* start *

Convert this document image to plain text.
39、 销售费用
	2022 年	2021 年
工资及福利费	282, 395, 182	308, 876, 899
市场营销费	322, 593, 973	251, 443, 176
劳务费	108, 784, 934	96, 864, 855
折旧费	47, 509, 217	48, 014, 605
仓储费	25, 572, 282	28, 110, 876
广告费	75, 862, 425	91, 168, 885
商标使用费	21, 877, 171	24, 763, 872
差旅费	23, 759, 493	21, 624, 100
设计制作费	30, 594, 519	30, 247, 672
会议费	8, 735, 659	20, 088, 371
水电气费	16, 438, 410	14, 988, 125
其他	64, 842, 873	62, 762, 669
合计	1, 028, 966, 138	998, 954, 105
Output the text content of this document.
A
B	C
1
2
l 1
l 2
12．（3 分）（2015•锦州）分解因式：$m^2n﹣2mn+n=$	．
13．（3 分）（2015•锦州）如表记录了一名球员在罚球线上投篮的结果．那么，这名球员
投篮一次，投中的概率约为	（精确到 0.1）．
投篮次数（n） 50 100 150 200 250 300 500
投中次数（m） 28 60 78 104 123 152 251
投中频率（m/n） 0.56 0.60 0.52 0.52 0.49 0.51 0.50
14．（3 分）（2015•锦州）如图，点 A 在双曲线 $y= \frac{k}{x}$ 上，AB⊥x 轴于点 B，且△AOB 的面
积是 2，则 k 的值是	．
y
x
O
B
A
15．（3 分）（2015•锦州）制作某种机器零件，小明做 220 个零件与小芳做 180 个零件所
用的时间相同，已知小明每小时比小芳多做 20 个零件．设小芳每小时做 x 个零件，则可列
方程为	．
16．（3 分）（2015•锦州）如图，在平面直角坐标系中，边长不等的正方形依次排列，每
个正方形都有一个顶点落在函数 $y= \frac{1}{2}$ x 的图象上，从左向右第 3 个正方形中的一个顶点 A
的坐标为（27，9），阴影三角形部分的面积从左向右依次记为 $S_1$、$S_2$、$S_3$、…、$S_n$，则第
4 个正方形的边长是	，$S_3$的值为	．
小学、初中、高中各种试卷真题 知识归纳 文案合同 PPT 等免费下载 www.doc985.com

* end *
* start *

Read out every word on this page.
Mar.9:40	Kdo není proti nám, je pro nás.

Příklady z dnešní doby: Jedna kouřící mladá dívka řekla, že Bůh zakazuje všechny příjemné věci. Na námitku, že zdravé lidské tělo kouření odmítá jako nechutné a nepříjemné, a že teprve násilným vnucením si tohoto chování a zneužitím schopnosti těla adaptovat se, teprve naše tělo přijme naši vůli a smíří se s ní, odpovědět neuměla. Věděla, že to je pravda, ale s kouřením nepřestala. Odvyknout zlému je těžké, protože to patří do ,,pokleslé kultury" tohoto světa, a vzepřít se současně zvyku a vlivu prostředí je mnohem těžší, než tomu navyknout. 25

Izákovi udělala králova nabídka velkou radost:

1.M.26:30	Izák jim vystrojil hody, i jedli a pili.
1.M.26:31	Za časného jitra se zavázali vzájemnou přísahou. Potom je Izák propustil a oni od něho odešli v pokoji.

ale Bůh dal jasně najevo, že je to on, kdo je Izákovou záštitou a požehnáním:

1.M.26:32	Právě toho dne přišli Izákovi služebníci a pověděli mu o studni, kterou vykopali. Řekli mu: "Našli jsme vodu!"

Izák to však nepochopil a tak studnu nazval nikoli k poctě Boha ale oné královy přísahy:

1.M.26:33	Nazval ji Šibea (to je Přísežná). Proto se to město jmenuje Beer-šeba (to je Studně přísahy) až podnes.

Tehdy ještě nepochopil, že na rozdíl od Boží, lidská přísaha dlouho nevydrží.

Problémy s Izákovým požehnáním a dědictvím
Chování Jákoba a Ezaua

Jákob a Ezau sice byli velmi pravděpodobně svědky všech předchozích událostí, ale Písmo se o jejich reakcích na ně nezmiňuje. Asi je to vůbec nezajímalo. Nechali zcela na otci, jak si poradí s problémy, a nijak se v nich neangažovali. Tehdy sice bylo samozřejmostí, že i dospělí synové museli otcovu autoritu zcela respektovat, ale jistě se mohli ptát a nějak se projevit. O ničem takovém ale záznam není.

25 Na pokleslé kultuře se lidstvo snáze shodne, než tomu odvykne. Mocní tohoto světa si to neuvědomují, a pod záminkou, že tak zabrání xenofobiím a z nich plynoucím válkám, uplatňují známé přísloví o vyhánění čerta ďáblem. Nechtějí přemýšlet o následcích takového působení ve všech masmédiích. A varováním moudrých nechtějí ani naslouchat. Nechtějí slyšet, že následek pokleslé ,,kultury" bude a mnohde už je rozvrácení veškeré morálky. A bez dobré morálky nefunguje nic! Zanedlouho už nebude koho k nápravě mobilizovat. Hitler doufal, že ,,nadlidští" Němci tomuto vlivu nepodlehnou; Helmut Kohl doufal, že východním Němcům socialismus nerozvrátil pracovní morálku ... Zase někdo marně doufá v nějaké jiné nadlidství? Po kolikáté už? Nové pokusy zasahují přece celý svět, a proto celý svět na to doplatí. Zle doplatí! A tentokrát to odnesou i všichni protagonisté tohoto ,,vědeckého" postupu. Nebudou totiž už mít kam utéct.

* end *
* start *

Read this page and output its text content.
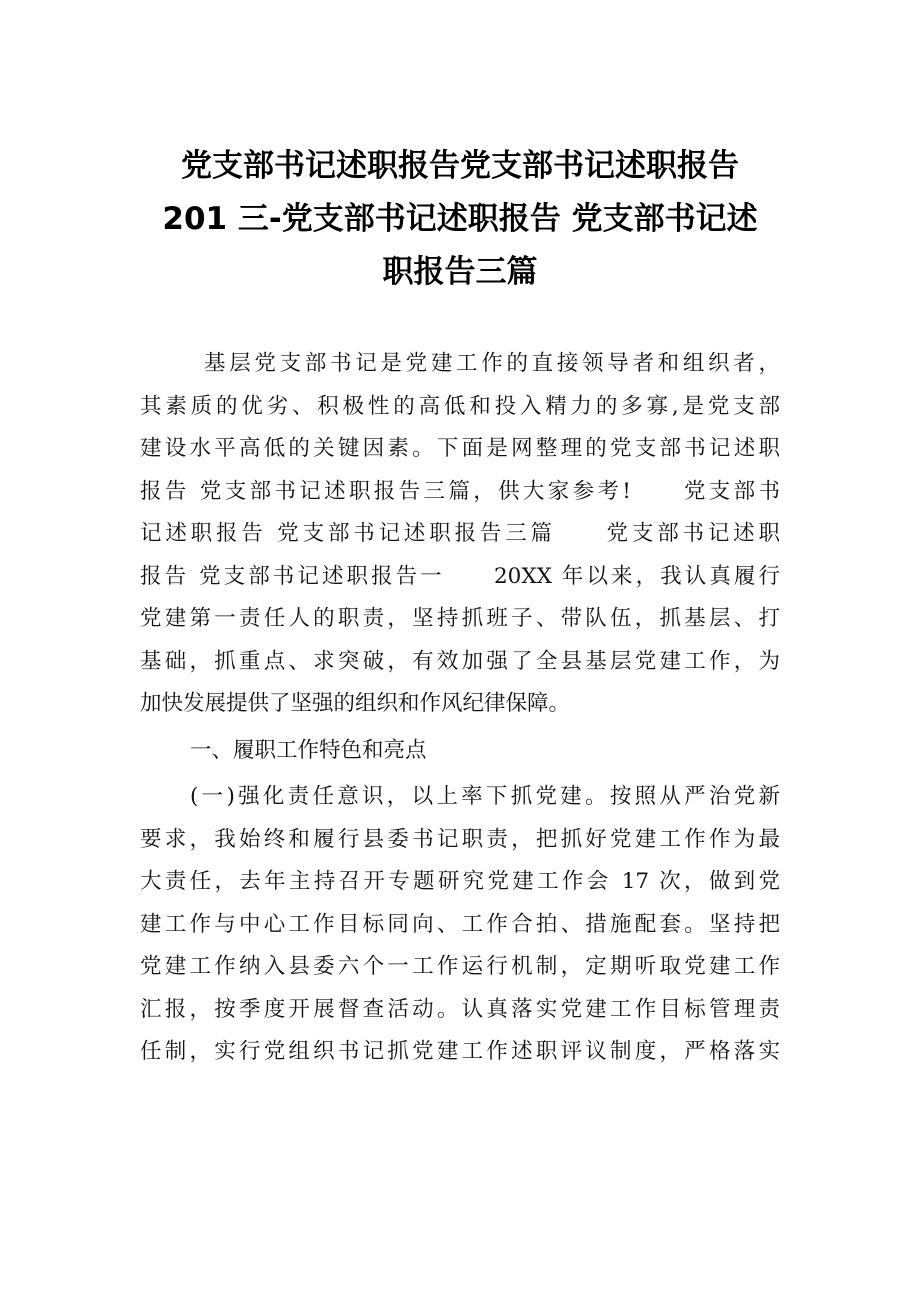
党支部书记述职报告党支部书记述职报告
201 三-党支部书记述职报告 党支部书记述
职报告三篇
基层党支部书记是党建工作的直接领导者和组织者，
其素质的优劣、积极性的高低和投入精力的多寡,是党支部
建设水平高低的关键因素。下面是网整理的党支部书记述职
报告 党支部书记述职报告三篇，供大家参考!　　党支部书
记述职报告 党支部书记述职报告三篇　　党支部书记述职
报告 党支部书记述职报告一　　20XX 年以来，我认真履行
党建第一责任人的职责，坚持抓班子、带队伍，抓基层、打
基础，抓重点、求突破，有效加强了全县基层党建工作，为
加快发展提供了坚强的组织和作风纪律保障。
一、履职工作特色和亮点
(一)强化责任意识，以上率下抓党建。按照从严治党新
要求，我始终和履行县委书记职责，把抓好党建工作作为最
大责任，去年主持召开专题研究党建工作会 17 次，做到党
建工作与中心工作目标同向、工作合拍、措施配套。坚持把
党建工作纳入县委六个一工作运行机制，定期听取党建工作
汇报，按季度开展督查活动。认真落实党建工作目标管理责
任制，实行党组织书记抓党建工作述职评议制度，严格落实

* end *

- _JOB_
Check each line of the records for the word "frac", and show the lines that contain it.

- _TASK RESULT_
14．（3 分）（2015•锦州）如图，点 A 在双曲线 $y= \frac{k}{x}$ 上，AB⊥x 轴于点 B，且△AOB 的面
个正方形都有一个顶点落在函数 $y= \frac{1}{2}$ x 的图象上，从左向右第 3 个正方形中的一个顶点 A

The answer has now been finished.